[Records from a collection]
--

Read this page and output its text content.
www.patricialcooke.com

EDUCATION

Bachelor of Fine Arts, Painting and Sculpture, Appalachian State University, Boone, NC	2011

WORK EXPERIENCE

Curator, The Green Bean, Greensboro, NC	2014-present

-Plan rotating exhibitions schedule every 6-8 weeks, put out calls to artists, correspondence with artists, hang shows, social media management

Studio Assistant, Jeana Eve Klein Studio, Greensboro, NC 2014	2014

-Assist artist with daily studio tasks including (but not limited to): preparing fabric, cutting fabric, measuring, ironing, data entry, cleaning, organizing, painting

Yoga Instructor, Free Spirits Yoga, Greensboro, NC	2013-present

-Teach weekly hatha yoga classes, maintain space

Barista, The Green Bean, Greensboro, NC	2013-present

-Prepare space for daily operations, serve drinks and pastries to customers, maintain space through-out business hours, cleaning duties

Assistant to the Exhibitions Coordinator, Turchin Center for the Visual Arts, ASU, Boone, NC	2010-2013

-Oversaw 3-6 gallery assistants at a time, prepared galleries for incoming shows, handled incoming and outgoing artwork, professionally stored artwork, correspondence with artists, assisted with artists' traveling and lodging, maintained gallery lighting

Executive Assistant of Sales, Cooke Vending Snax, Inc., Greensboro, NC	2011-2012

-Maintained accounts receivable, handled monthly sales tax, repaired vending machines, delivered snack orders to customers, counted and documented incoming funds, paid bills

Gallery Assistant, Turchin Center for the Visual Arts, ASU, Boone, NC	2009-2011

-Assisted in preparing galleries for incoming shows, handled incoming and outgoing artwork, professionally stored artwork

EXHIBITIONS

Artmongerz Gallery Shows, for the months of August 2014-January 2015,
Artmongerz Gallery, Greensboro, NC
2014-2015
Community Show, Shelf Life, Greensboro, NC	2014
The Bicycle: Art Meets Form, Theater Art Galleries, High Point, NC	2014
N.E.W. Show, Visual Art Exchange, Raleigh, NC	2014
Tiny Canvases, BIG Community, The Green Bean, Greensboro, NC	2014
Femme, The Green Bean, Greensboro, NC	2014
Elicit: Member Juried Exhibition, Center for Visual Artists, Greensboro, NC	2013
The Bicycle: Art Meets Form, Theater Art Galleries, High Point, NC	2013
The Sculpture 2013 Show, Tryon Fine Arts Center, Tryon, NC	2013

--

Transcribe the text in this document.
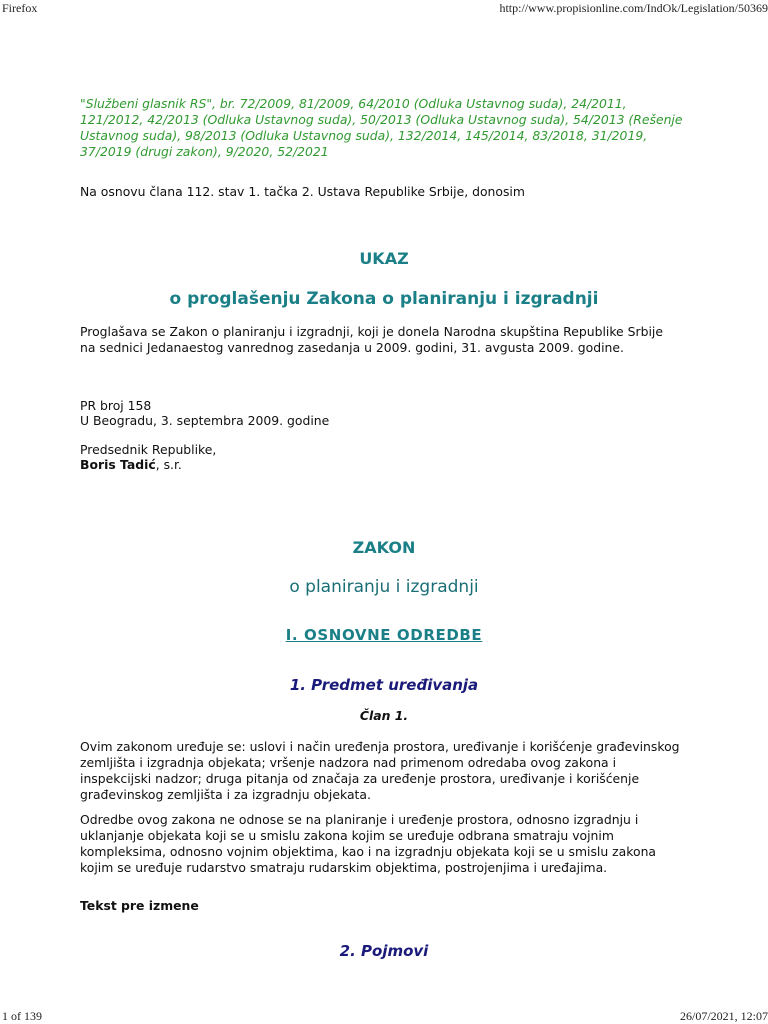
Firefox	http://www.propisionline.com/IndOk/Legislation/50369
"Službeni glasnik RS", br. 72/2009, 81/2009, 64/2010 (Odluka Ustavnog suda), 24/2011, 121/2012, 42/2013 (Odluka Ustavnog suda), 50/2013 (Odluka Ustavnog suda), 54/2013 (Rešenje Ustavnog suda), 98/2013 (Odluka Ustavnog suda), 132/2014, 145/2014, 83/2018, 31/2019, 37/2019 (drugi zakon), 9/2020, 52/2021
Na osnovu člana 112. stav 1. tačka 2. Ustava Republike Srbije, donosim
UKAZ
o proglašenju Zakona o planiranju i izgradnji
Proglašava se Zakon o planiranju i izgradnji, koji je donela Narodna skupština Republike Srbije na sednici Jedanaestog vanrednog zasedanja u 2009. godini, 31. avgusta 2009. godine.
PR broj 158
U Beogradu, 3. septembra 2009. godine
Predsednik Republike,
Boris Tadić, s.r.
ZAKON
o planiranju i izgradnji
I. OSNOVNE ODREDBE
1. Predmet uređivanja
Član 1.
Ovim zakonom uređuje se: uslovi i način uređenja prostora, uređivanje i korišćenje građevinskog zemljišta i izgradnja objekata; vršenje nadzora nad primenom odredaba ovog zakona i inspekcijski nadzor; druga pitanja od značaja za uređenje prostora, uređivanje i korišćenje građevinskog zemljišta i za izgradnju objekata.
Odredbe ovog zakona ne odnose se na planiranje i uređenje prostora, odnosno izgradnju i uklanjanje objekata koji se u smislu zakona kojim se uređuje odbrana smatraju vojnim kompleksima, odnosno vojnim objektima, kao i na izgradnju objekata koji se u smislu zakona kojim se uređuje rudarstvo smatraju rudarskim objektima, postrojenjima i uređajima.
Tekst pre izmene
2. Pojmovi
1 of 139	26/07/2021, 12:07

--

■ **WHAT NEEDS TO BE DONE**:
Supply the count of lines in the entries that contain the word "cleaning", and nothing besides.

■ **EXERCISE RESPONSE**:
2